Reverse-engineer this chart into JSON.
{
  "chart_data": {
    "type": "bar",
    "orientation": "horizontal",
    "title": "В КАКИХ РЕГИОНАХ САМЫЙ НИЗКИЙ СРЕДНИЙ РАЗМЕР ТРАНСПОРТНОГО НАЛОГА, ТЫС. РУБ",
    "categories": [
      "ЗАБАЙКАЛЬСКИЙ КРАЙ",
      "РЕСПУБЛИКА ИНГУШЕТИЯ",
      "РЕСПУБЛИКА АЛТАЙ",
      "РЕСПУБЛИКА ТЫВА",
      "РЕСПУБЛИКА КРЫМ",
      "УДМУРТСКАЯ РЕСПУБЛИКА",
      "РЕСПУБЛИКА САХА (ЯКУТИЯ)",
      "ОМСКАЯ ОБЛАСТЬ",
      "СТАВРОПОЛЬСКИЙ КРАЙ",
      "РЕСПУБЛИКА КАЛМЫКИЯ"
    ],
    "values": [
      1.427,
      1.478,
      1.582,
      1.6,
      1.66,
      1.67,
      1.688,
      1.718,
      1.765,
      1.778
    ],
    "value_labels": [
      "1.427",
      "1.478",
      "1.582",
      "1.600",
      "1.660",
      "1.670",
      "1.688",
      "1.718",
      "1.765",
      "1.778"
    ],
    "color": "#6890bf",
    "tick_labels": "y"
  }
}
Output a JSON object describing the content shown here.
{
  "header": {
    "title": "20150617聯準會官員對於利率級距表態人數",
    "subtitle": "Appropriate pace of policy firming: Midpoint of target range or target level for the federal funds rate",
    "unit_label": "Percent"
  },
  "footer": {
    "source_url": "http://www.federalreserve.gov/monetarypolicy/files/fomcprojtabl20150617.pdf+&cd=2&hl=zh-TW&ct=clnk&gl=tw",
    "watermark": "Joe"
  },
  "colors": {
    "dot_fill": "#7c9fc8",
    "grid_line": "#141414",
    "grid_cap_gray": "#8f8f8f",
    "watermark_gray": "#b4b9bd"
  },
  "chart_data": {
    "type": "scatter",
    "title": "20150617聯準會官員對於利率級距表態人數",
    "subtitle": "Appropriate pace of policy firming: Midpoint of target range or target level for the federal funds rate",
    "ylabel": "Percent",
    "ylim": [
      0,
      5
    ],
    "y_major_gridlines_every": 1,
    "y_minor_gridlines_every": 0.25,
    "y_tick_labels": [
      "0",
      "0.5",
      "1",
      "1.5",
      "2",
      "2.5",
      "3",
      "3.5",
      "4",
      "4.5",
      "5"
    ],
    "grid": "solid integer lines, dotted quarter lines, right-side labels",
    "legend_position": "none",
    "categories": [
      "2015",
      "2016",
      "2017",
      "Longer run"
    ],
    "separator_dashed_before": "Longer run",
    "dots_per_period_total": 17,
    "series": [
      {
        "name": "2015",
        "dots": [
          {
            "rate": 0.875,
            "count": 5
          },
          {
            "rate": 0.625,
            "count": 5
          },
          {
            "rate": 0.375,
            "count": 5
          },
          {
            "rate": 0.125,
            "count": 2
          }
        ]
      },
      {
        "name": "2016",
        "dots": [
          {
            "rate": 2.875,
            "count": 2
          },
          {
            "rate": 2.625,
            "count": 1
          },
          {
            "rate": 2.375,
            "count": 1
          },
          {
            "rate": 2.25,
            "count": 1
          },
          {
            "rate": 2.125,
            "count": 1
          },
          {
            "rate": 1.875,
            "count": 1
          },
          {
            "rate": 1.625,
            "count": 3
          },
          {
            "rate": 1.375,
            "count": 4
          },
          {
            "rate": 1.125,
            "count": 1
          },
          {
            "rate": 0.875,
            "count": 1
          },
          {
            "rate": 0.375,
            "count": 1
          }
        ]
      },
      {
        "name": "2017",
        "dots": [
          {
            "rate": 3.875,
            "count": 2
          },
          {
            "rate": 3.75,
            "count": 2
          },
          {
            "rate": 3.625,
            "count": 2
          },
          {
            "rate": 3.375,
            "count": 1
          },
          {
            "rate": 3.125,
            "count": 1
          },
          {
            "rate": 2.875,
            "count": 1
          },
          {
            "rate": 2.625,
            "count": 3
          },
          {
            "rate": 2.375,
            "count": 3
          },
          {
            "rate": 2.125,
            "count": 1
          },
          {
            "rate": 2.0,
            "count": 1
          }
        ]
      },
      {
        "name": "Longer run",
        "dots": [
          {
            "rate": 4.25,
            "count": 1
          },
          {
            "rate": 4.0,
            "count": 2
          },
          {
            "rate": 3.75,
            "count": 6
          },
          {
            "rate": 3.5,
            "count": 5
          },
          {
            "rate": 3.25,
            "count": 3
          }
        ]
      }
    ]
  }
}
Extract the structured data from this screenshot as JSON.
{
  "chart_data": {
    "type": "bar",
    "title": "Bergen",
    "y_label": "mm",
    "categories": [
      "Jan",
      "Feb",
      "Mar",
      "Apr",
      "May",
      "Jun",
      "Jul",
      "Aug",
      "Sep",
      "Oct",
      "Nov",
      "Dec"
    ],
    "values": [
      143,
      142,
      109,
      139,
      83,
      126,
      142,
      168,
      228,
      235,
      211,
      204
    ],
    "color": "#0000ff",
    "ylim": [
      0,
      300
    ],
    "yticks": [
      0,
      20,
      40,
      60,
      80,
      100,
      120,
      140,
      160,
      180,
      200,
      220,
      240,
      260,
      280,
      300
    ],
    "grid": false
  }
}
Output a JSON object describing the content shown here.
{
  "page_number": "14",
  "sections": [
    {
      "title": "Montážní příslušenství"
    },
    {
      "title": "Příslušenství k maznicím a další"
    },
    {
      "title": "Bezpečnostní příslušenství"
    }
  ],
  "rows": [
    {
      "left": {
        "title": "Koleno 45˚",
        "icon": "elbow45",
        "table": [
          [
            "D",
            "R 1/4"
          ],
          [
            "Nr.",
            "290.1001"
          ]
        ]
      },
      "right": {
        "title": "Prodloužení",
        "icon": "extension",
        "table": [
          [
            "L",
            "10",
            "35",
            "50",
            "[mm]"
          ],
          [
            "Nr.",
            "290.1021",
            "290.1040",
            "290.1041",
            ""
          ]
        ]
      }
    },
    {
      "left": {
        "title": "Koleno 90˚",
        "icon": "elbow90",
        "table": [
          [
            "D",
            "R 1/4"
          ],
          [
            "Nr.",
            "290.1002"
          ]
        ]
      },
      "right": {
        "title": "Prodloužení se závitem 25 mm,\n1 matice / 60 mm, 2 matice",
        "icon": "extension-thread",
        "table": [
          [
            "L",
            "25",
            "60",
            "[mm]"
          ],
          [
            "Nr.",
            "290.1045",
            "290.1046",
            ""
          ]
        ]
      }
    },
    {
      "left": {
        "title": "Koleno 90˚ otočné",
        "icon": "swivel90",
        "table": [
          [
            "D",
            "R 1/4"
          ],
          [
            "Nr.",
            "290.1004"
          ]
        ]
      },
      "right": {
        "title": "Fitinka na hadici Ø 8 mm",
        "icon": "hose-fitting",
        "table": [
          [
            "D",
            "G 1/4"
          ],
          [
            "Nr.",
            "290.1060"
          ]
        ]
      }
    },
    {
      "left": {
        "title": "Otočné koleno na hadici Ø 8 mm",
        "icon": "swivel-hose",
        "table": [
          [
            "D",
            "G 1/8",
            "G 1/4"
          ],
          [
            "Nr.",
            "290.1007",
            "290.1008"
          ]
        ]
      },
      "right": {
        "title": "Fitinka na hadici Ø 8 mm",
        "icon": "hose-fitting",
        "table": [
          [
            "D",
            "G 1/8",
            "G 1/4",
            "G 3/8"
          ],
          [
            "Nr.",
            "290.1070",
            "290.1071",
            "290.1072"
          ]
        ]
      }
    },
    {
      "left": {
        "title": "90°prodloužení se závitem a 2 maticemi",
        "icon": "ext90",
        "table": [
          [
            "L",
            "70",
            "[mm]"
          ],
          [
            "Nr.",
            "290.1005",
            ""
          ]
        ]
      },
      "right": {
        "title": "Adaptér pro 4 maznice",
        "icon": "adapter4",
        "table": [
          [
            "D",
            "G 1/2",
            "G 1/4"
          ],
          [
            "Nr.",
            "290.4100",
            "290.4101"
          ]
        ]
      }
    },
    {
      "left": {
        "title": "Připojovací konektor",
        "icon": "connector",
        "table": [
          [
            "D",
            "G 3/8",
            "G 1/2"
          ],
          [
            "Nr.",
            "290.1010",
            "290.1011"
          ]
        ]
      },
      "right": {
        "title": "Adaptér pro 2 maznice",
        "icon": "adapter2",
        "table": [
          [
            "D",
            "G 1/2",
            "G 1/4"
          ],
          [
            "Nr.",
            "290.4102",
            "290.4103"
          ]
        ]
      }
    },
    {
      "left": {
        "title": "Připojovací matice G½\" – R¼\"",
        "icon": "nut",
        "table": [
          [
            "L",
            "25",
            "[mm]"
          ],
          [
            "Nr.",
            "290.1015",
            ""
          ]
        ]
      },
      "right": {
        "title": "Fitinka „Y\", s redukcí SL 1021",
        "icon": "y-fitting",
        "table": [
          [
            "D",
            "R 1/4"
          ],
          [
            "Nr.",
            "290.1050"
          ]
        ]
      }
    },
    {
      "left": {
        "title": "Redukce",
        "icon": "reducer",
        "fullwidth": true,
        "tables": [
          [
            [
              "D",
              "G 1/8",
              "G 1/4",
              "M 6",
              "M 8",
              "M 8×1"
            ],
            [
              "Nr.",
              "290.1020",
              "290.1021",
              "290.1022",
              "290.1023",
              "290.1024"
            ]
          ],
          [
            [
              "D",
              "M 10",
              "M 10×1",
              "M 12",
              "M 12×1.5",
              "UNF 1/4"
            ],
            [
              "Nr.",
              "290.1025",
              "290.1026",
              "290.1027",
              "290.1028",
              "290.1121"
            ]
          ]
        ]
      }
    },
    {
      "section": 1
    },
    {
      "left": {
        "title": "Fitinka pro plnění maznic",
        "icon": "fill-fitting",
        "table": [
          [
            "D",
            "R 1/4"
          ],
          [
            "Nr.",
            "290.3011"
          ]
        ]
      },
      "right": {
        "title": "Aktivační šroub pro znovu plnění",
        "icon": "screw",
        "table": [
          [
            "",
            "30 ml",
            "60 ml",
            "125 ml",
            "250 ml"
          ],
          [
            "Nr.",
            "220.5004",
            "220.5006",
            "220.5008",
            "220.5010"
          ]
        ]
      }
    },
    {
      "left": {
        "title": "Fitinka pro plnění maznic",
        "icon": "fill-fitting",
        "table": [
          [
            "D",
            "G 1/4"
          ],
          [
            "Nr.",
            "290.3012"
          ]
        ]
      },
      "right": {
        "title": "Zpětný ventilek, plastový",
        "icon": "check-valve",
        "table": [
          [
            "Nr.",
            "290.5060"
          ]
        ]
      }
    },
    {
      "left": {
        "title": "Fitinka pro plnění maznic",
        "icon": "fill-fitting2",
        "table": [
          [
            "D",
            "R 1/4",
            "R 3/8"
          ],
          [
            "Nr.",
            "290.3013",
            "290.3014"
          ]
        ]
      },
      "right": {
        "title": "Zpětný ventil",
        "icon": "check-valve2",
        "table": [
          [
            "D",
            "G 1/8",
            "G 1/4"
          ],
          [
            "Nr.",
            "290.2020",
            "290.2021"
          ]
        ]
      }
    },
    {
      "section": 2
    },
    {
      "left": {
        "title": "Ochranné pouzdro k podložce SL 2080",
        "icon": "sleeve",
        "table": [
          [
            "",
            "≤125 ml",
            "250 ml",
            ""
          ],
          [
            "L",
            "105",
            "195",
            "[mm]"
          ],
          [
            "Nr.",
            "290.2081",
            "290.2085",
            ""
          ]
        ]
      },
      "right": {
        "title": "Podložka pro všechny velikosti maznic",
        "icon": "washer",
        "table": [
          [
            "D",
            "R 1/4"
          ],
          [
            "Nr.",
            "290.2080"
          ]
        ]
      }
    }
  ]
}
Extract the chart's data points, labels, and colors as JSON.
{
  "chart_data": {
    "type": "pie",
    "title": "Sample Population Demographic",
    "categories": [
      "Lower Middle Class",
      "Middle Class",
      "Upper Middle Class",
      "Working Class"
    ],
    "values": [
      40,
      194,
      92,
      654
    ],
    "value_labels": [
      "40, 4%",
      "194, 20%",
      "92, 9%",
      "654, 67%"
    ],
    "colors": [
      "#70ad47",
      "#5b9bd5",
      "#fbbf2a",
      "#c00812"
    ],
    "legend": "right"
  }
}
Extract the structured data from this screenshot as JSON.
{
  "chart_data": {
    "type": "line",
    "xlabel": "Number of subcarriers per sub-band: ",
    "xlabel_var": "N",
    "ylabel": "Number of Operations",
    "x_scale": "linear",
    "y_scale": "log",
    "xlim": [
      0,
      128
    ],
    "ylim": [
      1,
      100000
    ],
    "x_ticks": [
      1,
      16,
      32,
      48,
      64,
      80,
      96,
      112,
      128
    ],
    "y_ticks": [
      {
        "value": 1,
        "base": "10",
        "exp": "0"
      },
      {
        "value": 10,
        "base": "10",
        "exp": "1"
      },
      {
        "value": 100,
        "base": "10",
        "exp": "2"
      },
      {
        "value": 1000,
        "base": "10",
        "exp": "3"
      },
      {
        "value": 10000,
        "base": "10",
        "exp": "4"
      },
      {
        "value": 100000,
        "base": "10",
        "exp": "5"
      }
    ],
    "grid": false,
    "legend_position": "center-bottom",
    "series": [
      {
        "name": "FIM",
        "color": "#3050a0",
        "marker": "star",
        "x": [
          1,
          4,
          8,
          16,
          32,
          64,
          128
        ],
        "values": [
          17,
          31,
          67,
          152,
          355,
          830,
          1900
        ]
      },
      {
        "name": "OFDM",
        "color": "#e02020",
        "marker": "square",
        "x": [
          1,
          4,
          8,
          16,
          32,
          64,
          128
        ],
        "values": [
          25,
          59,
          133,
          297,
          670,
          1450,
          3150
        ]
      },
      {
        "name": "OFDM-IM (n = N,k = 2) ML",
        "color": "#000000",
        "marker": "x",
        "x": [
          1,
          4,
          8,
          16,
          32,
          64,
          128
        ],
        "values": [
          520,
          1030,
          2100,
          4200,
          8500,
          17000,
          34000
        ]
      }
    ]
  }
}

--

• [What the task requires] Identify every line holding the word "závitem" and copy it out.

• [Answer for the task]
        "title": "Prodloužení se závitem 25 mm,\n1 matice / 60 mm, 2 matice",
        "title": "90°prodloužení se závitem a 2 maticemi",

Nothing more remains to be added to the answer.